▶ [Problem statement]: Comb through the entries for "price" and pull out each line that holds it.

▶ [Records provided]:

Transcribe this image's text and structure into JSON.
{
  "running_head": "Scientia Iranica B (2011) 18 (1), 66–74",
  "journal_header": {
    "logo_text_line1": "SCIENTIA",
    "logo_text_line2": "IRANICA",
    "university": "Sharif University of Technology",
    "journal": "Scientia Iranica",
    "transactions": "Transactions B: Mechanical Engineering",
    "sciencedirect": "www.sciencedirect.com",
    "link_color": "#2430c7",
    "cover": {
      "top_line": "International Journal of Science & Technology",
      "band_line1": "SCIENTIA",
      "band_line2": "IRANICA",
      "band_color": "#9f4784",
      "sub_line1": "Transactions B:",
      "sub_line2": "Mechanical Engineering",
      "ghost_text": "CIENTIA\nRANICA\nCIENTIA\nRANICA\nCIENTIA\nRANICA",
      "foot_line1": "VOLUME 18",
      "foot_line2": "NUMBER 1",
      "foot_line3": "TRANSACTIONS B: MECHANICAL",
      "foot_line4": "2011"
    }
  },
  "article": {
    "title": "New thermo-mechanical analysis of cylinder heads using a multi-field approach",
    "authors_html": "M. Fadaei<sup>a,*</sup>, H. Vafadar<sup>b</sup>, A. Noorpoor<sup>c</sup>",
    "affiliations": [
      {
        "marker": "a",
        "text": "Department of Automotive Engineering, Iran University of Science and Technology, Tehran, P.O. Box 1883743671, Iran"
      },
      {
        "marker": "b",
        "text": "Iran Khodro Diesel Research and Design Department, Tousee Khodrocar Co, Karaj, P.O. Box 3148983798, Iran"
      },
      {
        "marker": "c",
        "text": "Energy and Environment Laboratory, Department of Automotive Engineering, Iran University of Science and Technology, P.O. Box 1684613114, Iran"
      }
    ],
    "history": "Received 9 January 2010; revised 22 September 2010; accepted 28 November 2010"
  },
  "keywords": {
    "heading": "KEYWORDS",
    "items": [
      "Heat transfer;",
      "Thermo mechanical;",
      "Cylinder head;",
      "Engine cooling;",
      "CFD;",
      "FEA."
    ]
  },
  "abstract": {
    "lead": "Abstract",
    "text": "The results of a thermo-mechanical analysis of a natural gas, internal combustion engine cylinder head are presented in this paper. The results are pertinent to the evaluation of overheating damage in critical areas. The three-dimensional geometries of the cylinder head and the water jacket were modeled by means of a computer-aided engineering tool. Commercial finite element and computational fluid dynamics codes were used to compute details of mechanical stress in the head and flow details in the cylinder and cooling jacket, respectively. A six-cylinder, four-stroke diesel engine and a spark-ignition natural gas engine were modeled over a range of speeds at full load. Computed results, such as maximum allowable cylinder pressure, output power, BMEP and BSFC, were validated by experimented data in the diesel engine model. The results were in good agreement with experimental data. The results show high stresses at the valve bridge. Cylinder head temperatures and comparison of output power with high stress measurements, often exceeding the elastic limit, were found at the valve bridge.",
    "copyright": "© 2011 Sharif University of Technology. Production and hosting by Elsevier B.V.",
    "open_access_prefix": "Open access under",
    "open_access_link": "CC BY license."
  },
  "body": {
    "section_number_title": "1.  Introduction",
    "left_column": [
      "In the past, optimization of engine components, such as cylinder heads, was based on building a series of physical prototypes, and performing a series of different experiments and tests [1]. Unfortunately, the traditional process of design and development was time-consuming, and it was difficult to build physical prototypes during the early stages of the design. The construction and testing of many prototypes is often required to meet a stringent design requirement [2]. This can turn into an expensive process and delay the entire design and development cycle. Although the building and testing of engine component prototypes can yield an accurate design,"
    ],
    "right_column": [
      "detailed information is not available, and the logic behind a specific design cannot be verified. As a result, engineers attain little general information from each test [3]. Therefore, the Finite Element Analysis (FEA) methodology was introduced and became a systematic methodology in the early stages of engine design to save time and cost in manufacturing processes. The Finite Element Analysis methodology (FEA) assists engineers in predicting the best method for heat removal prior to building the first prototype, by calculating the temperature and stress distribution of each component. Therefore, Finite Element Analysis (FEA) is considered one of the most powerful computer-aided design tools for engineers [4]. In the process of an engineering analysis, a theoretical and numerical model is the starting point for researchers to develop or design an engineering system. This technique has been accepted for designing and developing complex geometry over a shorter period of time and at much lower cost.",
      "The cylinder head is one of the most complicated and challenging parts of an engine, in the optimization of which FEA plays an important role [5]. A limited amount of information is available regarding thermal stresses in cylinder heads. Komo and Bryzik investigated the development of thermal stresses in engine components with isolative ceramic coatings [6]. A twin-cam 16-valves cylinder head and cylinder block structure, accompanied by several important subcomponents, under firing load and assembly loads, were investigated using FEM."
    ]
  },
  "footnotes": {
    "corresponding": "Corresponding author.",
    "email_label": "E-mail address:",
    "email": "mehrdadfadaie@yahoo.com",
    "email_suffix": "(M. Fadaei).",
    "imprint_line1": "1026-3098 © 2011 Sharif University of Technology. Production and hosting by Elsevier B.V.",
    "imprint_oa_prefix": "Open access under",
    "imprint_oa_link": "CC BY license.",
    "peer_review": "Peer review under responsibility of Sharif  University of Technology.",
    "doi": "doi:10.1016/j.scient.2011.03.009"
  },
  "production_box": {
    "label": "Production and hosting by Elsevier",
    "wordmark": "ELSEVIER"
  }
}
...
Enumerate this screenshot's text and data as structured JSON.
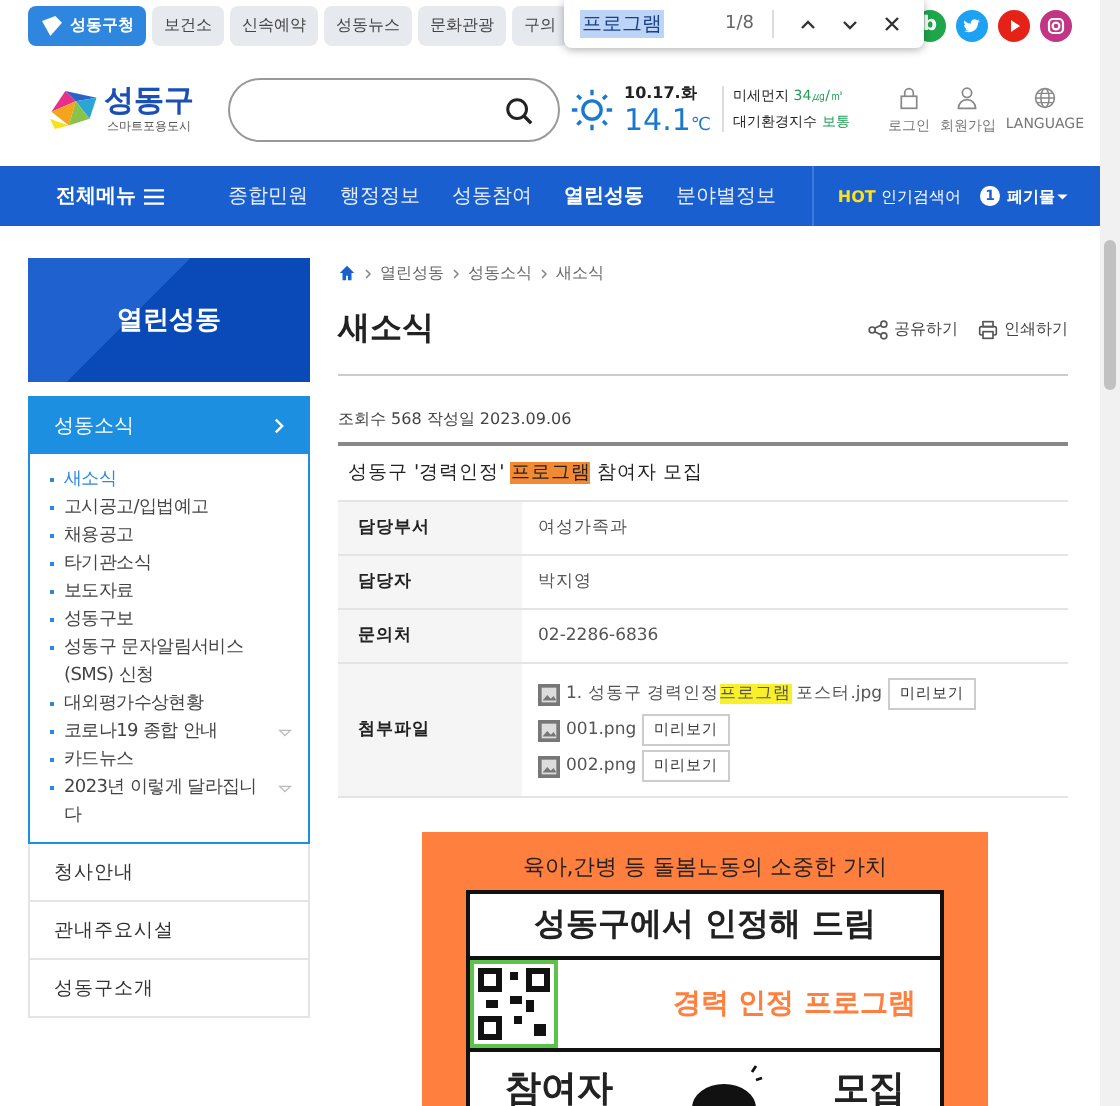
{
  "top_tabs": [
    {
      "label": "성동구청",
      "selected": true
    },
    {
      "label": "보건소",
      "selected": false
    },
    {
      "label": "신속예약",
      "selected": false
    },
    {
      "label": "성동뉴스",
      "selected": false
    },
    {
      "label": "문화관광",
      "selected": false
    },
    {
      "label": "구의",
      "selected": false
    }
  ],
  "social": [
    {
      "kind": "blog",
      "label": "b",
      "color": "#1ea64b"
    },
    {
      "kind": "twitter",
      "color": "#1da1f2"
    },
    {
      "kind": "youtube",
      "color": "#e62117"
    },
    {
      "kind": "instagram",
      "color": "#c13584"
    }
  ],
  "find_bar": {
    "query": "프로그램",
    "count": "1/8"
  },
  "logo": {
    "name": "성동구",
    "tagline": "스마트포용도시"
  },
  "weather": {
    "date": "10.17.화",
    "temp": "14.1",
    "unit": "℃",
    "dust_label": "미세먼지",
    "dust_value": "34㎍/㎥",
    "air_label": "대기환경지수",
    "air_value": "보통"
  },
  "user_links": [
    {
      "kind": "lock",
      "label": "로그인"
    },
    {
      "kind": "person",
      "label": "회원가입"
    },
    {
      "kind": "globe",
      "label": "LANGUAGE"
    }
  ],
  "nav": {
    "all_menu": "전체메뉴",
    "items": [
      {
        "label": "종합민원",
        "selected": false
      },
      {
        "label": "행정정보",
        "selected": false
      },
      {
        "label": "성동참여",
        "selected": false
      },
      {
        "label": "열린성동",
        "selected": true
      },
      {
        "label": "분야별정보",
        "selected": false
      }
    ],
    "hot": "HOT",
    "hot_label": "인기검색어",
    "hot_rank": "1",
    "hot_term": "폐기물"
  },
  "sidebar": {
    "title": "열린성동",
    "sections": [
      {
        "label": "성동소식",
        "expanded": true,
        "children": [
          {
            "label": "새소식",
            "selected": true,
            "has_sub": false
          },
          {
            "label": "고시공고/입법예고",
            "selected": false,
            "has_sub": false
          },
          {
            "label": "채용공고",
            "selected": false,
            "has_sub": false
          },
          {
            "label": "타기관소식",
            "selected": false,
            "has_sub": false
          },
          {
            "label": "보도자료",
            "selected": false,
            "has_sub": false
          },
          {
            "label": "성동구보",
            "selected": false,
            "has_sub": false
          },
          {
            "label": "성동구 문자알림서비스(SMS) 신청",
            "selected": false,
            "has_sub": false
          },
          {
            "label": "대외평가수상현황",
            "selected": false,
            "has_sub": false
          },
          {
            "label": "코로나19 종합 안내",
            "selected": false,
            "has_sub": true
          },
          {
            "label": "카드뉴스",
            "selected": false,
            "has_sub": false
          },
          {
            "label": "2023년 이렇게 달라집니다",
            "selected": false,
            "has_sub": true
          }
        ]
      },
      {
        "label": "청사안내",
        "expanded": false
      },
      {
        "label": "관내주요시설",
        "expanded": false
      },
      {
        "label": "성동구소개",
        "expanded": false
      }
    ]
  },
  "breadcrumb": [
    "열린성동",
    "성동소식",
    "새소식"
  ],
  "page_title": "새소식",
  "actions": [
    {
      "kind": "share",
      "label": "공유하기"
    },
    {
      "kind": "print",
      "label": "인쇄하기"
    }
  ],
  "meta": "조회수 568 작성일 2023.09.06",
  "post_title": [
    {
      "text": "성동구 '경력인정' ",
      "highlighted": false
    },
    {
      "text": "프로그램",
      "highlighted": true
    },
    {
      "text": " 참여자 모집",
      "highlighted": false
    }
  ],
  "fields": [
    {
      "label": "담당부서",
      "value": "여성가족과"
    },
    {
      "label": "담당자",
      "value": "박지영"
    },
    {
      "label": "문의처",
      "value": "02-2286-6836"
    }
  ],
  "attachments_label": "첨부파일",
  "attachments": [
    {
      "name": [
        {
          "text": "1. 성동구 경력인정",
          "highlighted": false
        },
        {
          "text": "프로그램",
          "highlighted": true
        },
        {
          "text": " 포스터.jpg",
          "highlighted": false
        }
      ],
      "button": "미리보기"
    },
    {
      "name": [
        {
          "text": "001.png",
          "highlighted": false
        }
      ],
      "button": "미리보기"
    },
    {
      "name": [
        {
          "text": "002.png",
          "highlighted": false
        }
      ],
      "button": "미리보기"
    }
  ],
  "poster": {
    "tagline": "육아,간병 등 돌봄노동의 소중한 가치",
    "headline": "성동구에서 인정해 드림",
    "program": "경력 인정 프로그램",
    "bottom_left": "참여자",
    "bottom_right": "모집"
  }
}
* * *
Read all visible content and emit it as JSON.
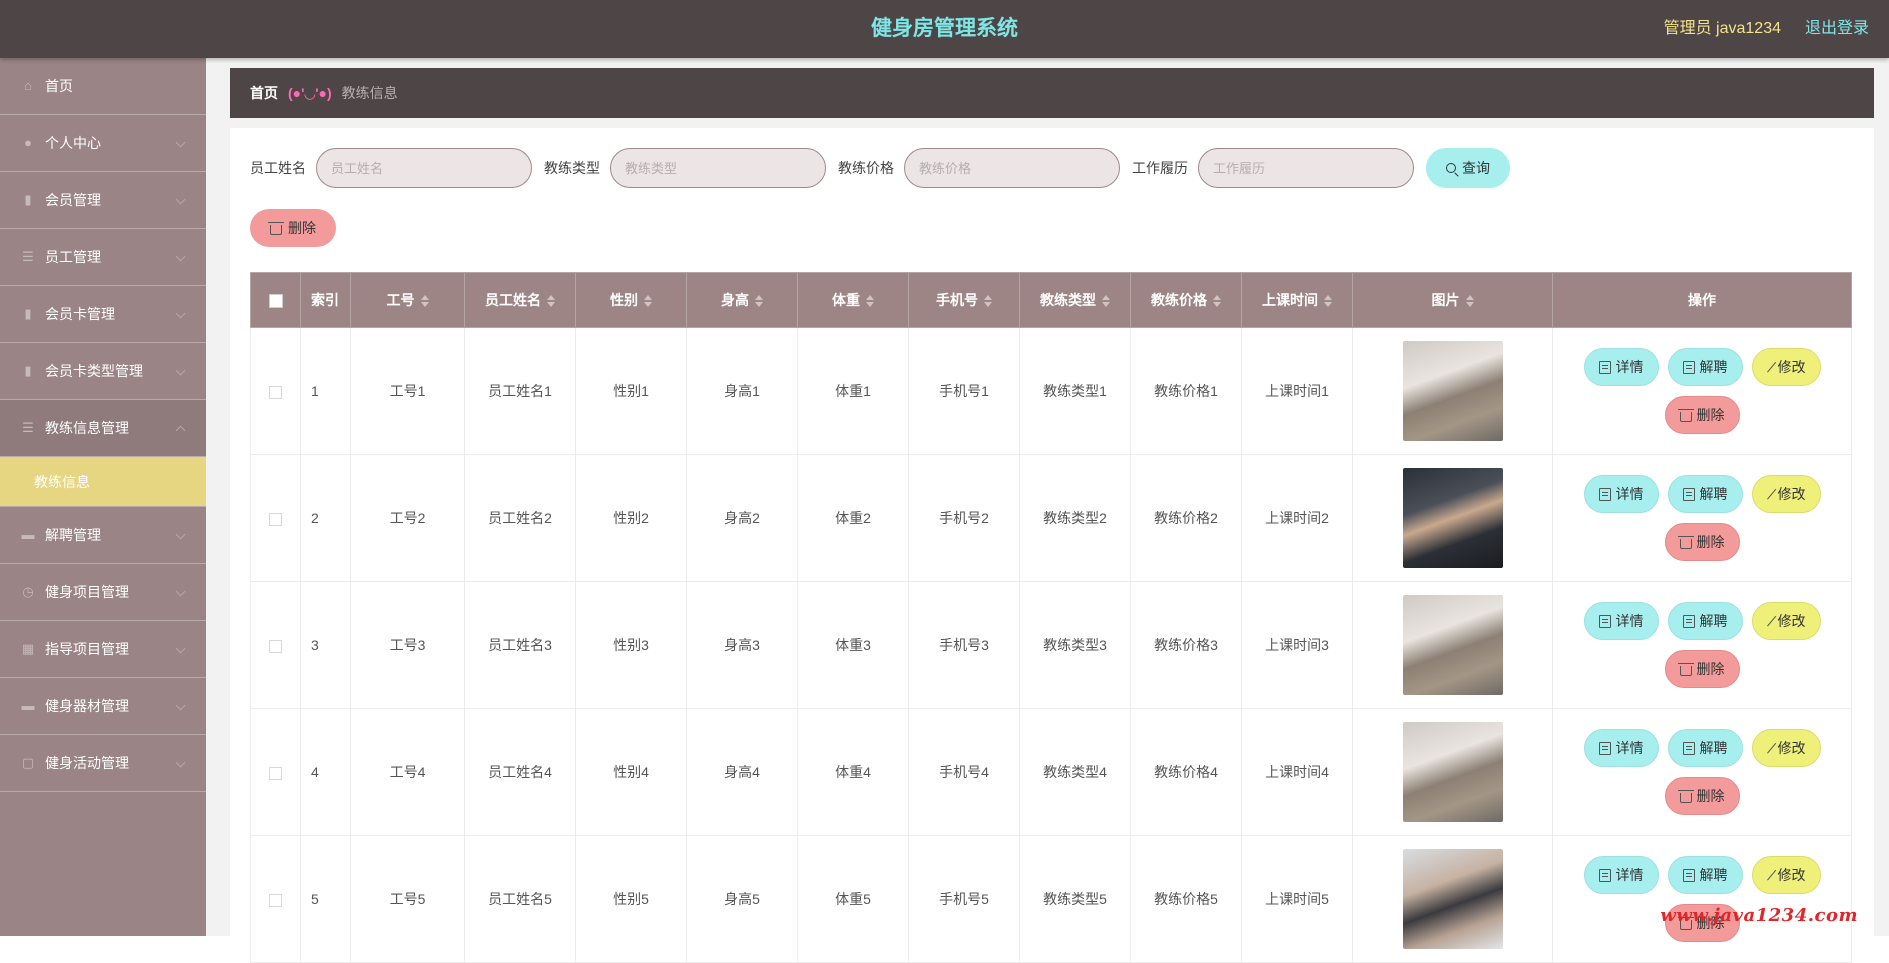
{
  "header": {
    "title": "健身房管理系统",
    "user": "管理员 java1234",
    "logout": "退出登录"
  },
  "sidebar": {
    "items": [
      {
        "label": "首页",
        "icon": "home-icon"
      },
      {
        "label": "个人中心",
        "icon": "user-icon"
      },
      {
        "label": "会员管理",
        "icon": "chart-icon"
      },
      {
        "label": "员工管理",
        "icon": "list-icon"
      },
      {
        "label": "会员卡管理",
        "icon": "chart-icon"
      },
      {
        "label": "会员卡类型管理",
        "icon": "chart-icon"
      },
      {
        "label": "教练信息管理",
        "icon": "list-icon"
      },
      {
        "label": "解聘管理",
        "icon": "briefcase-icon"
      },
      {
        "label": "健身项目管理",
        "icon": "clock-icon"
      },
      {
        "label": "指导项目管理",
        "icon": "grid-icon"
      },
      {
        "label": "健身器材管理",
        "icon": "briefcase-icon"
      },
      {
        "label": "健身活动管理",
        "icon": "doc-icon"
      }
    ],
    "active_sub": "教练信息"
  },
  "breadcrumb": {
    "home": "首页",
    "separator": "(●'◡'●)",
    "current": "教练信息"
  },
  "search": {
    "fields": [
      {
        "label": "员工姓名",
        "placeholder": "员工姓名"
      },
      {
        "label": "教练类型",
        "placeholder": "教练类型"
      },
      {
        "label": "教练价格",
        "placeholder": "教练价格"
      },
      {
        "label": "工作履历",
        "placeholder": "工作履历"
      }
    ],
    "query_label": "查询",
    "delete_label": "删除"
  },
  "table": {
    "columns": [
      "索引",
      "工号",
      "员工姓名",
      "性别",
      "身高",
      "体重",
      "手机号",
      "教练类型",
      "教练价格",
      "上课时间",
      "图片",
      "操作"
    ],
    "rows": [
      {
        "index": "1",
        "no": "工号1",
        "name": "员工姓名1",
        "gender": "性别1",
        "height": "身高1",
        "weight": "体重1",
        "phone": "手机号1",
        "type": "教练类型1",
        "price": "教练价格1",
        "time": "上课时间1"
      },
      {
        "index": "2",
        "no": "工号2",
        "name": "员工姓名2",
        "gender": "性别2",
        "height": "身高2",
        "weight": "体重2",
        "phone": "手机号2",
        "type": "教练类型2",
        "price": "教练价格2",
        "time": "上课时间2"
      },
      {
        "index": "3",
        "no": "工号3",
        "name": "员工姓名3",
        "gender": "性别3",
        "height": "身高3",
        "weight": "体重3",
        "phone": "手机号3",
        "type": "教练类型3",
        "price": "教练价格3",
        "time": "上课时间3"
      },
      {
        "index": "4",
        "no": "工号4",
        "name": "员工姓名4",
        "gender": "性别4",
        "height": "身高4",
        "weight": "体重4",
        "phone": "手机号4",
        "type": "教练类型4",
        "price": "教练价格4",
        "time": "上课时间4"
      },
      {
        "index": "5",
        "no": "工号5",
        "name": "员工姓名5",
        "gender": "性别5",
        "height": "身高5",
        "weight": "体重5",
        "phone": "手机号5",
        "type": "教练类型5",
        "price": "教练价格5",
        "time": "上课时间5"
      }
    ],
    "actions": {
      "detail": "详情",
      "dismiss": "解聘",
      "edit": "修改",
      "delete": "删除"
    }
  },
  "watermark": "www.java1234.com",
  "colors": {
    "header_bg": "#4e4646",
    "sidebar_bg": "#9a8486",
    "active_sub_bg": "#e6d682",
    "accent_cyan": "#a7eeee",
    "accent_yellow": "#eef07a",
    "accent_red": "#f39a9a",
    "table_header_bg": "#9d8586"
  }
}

▶ [Correct output]:
        "price": "教练价格1",
        "price": "教练价格2",
        "price": "教练价格3",
        "price": "教练价格4",
        "price": "教练价格5",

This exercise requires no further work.